▸ **Work to do**
Output the entries verbatim, including every line.

== Records for the exercise ==

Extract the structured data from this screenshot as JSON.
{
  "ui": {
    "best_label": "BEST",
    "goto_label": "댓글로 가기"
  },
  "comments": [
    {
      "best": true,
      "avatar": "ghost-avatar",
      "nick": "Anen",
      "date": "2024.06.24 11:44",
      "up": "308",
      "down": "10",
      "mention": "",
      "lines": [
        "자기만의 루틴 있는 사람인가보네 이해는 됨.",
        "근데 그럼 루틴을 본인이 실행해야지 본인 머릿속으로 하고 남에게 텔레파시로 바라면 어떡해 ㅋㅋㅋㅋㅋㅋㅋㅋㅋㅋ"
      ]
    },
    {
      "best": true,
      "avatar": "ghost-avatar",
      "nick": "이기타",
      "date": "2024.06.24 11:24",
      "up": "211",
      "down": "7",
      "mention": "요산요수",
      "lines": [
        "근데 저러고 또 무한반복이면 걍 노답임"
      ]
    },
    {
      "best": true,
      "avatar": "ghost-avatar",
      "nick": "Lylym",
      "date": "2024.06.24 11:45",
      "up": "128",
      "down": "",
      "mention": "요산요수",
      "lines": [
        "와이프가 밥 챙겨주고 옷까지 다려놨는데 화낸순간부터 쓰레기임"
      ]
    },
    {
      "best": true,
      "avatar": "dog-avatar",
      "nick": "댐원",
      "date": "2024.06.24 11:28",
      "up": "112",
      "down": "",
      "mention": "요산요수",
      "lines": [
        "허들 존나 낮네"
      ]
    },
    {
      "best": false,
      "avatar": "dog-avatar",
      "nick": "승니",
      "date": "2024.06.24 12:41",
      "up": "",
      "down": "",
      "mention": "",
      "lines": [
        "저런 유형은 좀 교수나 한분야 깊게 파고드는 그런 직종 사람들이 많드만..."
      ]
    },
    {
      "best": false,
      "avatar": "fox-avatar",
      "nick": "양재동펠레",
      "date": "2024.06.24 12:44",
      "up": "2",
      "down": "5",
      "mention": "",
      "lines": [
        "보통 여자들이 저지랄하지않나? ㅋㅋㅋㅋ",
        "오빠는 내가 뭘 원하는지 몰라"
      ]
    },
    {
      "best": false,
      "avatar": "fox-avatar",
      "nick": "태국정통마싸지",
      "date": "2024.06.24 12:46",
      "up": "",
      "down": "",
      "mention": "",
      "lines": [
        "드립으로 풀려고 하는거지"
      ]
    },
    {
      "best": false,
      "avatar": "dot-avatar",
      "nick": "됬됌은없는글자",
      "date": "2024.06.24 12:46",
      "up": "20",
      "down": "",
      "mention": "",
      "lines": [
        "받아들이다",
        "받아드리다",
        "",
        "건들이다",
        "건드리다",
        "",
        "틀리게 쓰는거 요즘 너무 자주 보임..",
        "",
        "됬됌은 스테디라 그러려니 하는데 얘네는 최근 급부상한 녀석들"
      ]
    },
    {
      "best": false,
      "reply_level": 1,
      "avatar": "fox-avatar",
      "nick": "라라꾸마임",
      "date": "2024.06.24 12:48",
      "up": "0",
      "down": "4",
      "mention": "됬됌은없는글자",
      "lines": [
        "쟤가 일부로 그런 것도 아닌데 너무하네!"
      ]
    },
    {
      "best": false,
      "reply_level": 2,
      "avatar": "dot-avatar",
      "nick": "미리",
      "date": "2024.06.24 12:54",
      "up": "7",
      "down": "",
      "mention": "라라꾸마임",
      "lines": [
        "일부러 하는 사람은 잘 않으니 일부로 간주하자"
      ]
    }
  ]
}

===

▸ **Result for this exercise**
Extract the structured data from this screenshot as JSON.
{
  "ui": {
    "best_label": "BEST",
    "goto_label": "댓글로 가기"
  },
  "comments": [
    {
      "best": true,
      "avatar": "ghost-avatar",
      "nick": "Anen",
      "date": "2024.06.24 11:44",
      "up": "308",
      "down": "10",
      "mention": "",
      "lines": [
        "자기만의 루틴 있는 사람인가보네 이해는 됨.",
        "근데 그럼 루틴을 본인이 실행해야지 본인 머릿속으로 하고 남에게 텔레파시로 바라면 어떡해 ㅋㅋㅋㅋㅋㅋㅋㅋㅋㅋ"
      ]
    },
    {
      "best": true,
      "avatar": "ghost-avatar",
      "nick": "이기타",
      "date": "2024.06.24 11:24",
      "up": "211",
      "down": "7",
      "mention": "요산요수",
      "lines": [
        "근데 저러고 또 무한반복이면 걍 노답임"
      ]
    },
    {
      "best": true,
      "avatar": "ghost-avatar",
      "nick": "Lylym",
      "date": "2024.06.24 11:45",
      "up": "128",
      "down": "",
      "mention": "요산요수",
      "lines": [
        "와이프가 밥 챙겨주고 옷까지 다려놨는데 화낸순간부터 쓰레기임"
      ]
    },
    {
      "best": true,
      "avatar": "dog-avatar",
      "nick": "댐원",
      "date": "2024.06.24 11:28",
      "up": "112",
      "down": "",
      "mention": "요산요수",
      "lines": [
        "허들 존나 낮네"
      ]
    },
    {
      "best": false,
      "avatar": "dog-avatar",
      "nick": "승니",
      "date": "2024.06.24 12:41",
      "up": "",
      "down": "",
      "mention": "",
      "lines": [
        "저런 유형은 좀 교수나 한분야 깊게 파고드는 그런 직종 사람들이 많드만..."
      ]
    },
    {
      "best": false,
      "avatar": "fox-avatar",
      "nick": "양재동펠레",
      "date": "2024.06.24 12:44",
      "up": "2",
      "down": "5",
      "mention": "",
      "lines": [
        "보통 여자들이 저지랄하지않나? ㅋㅋㅋㅋ",
        "오빠는 내가 뭘 원하는지 몰라"
      ]
    },
    {
      "best": false,
      "avatar": "fox-avatar",
      "nick": "태국정통마싸지",
      "date": "2024.06.24 12:46",
      "up": "",
      "down": "",
      "mention": "",
      "lines": [
        "드립으로 풀려고 하는거지"
      ]
    },
    {
      "best": false,
      "avatar": "dot-avatar",
      "nick": "됬됌은없는글자",
      "date": "2024.06.24 12:46",
      "up": "20",
      "down": "",
      "mention": "",
      "lines": [
        "받아들이다",
        "받아드리다",
        "",
        "건들이다",
        "건드리다",
        "",
        "틀리게 쓰는거 요즘 너무 자주 보임..",
        "",
        "됬됌은 스테디라 그러려니 하는데 얘네는 최근 급부상한 녀석들"
      ]
    },
    {
      "best": false,
      "reply_level": 1,
      "avatar": "fox-avatar",
      "nick": "라라꾸마임",
      "date": "2024.06.24 12:48",
      "up": "0",
      "down": "4",
      "mention": "됬됌은없는글자",
      "lines": [
        "쟤가 일부로 그런 것도 아닌데 너무하네!"
      ]
    },
    {
      "best": false,
      "reply_level": 2,
      "avatar": "dot-avatar",
      "nick": "미리",
      "date": "2024.06.24 12:54",
      "up": "7",
      "down": "",
      "mention": "라라꾸마임",
      "lines": [
        "일부러 하는 사람은 잘 않으니 일부로 간주하자"
      ]
    }
  ]
}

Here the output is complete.